Required work: Rewrite the listing from its first line through the line containing "option-label: Uppercase Letters: [111, 243, 242, 260]", changing "checkbox" to "toggle" and leaving everything else unchanged.

.....

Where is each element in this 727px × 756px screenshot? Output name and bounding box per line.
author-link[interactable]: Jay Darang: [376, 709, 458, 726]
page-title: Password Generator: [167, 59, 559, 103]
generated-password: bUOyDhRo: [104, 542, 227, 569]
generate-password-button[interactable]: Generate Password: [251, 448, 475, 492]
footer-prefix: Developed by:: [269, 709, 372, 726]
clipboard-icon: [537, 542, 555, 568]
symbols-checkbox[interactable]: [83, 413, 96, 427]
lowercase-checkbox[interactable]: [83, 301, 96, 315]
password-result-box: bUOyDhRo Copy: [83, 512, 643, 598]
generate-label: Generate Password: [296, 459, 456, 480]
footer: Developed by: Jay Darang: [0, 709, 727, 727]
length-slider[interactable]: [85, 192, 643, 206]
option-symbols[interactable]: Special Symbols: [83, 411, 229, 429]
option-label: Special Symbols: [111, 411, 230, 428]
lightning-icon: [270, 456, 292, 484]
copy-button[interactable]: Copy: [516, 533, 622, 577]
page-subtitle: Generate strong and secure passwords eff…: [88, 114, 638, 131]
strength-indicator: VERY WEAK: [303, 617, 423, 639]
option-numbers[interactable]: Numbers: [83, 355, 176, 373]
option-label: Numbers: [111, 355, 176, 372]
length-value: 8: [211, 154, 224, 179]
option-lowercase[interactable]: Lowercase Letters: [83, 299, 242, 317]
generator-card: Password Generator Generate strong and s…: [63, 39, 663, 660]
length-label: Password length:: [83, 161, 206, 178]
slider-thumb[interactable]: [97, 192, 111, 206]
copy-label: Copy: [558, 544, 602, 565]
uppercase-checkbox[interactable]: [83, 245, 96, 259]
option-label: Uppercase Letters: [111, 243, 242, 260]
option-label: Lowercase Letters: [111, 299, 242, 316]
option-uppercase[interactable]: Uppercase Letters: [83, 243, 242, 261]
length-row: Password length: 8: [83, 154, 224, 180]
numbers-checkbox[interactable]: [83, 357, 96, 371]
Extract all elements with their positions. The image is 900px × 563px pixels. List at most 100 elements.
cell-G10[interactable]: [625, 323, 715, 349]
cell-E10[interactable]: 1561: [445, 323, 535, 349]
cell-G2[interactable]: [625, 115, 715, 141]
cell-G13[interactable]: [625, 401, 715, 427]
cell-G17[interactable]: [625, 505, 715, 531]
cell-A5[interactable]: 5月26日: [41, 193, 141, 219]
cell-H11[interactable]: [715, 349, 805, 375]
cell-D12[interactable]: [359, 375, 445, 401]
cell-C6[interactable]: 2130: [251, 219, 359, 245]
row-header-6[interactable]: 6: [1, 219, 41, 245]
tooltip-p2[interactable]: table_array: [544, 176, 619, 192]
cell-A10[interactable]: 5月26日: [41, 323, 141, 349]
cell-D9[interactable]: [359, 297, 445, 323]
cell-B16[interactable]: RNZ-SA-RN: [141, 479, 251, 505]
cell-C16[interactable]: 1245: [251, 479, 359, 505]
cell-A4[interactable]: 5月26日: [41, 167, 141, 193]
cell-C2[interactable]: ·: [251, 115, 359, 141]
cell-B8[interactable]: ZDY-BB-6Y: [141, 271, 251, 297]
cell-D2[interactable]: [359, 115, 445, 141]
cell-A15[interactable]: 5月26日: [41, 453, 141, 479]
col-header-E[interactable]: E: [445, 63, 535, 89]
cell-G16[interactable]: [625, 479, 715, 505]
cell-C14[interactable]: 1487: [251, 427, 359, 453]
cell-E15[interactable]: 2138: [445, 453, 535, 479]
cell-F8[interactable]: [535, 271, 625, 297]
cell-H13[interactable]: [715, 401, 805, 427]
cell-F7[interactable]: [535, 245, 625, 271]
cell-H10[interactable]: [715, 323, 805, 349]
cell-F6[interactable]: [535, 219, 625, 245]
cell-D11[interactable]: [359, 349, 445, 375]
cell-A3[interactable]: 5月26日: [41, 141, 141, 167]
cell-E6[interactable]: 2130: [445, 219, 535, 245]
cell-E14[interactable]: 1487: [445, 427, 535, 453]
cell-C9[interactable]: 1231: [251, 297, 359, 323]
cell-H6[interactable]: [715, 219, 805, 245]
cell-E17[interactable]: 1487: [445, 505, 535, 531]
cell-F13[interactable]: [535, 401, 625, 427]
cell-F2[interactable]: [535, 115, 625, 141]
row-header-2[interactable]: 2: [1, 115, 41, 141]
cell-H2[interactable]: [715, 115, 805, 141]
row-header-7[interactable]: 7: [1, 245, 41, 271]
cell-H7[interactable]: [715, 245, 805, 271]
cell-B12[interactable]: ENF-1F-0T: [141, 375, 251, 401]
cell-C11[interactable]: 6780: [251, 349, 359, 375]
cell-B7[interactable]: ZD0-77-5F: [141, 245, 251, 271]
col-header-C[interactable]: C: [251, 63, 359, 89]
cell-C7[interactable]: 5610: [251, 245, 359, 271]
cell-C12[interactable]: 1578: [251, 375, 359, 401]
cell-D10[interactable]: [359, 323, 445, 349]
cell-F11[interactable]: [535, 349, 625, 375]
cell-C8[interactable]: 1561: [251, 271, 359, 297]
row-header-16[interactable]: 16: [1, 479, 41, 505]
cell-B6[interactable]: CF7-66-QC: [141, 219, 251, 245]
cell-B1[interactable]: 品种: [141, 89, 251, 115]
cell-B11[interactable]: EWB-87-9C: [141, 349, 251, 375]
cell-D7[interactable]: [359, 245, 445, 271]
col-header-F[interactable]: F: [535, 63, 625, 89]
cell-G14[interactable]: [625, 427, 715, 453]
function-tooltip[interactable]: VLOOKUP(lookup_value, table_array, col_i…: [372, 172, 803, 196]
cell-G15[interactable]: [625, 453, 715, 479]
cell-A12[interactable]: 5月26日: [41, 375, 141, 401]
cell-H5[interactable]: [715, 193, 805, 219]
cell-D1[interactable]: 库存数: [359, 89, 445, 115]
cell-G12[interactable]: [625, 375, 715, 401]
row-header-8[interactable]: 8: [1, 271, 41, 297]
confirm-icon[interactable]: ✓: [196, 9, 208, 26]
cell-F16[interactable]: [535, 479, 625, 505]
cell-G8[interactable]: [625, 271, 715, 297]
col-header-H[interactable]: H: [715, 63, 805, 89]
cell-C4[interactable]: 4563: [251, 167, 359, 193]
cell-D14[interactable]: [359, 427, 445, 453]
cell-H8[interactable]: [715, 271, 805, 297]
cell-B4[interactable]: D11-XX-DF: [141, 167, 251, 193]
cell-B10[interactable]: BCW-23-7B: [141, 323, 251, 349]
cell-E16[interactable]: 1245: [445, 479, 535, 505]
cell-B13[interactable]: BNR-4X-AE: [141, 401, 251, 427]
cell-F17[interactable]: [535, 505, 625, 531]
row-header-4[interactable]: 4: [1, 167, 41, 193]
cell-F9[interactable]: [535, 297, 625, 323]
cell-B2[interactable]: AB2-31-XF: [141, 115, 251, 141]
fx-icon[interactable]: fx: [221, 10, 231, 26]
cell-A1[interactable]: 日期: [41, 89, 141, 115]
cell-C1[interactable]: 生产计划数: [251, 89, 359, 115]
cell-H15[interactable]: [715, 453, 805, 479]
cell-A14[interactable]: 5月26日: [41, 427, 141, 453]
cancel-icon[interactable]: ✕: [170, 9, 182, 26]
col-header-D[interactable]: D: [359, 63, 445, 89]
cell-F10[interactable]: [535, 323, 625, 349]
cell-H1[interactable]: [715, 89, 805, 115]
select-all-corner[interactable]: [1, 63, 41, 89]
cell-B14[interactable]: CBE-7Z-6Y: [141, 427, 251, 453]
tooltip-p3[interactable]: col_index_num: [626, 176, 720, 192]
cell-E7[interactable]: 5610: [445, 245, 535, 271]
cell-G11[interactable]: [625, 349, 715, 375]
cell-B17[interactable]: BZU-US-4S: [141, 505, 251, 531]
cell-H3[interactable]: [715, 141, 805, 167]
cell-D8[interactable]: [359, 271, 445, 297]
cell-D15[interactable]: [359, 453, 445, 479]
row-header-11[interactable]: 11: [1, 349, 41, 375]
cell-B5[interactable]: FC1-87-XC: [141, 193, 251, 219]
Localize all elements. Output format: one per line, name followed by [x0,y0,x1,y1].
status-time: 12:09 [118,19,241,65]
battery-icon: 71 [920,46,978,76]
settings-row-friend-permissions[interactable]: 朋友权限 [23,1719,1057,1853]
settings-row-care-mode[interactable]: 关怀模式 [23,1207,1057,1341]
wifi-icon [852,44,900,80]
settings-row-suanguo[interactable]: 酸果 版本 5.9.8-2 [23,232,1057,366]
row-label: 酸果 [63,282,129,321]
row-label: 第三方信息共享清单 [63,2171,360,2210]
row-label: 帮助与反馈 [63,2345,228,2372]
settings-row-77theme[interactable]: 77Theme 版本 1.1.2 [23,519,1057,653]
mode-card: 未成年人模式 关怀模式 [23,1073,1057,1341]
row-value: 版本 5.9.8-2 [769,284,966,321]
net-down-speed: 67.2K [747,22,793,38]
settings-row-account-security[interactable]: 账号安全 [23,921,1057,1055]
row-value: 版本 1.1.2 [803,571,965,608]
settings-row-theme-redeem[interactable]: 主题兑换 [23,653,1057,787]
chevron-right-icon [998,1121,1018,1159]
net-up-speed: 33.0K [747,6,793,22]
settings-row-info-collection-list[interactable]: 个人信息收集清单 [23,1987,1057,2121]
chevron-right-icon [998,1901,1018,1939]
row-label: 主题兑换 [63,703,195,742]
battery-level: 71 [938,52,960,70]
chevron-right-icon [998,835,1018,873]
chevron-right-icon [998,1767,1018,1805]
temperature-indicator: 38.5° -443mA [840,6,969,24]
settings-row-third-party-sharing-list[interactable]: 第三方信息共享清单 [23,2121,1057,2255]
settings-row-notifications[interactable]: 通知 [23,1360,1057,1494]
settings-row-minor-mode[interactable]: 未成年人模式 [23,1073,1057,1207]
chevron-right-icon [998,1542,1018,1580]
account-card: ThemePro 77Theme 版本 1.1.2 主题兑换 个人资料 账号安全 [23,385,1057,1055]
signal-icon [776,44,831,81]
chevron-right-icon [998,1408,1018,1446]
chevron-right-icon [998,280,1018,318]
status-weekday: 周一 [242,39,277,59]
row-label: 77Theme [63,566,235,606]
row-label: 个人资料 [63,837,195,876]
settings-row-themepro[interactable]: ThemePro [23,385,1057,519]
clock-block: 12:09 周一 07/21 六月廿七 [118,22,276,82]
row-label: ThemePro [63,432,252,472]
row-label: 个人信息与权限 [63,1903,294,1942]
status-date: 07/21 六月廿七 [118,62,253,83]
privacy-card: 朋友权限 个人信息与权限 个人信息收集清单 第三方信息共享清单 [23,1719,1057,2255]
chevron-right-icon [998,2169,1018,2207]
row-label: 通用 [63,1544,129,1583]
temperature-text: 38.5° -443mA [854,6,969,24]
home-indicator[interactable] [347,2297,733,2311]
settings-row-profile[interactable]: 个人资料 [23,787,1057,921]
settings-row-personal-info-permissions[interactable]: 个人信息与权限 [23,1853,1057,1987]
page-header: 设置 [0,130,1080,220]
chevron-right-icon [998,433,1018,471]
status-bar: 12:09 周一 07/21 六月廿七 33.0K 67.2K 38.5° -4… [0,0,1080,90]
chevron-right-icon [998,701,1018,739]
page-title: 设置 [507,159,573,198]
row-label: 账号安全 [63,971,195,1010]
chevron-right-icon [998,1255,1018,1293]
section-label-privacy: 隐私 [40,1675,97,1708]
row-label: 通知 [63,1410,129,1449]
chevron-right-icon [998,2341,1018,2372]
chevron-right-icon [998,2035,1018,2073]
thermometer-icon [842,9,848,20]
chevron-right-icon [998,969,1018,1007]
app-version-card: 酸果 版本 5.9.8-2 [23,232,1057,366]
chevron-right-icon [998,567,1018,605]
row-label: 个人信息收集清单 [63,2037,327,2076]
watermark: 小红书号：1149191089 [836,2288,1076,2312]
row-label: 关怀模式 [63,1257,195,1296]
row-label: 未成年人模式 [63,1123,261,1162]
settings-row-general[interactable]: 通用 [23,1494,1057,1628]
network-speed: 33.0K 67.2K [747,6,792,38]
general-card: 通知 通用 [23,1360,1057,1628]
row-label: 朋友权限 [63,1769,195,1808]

.....

Solution:
Where is each element in this 727px × 756px screenshot? Output name and bounding box per line.
author-link[interactable]: Jay Darang: [376, 709, 458, 726]
page-title: Password Generator: [167, 59, 559, 103]
generated-password: bUOyDhRo: [104, 542, 227, 569]
generate-password-button[interactable]: Generate Password: [251, 448, 475, 492]
footer-prefix: Developed by:: [269, 709, 372, 726]
clipboard-icon: [537, 542, 555, 568]
symbols-toggle[interactable]: [83, 413, 96, 427]
lowercase-toggle[interactable]: [83, 301, 96, 315]
password-result-box: bUOyDhRo Copy: [83, 512, 643, 598]
generate-label: Generate Password: [296, 459, 456, 480]
footer: Developed by: Jay Darang: [0, 709, 727, 727]
length-slider[interactable]: [85, 192, 643, 206]
option-symbols[interactable]: Special Symbols: [83, 411, 229, 429]
option-label: Special Symbols: [111, 411, 230, 428]
lightning-icon: [270, 456, 292, 484]
copy-button[interactable]: Copy: [516, 533, 622, 577]
page-subtitle: Generate strong and secure passwords eff…: [88, 114, 638, 131]
strength-indicator: VERY WEAK: [303, 617, 423, 639]
option-numbers[interactable]: Numbers: [83, 355, 176, 373]
option-label: Numbers: [111, 355, 176, 372]
length-value: 8: [211, 154, 224, 179]
option-lowercase[interactable]: Lowercase Letters: [83, 299, 242, 317]
generator-card: Password Generator Generate strong and s…: [63, 39, 663, 660]
length-label: Password length:: [83, 161, 206, 178]
slider-thumb[interactable]: [97, 192, 111, 206]
copy-label: Copy: [558, 544, 602, 565]
uppercase-toggle[interactable]: [83, 245, 96, 259]
option-label: Uppercase Letters: [111, 243, 242, 260]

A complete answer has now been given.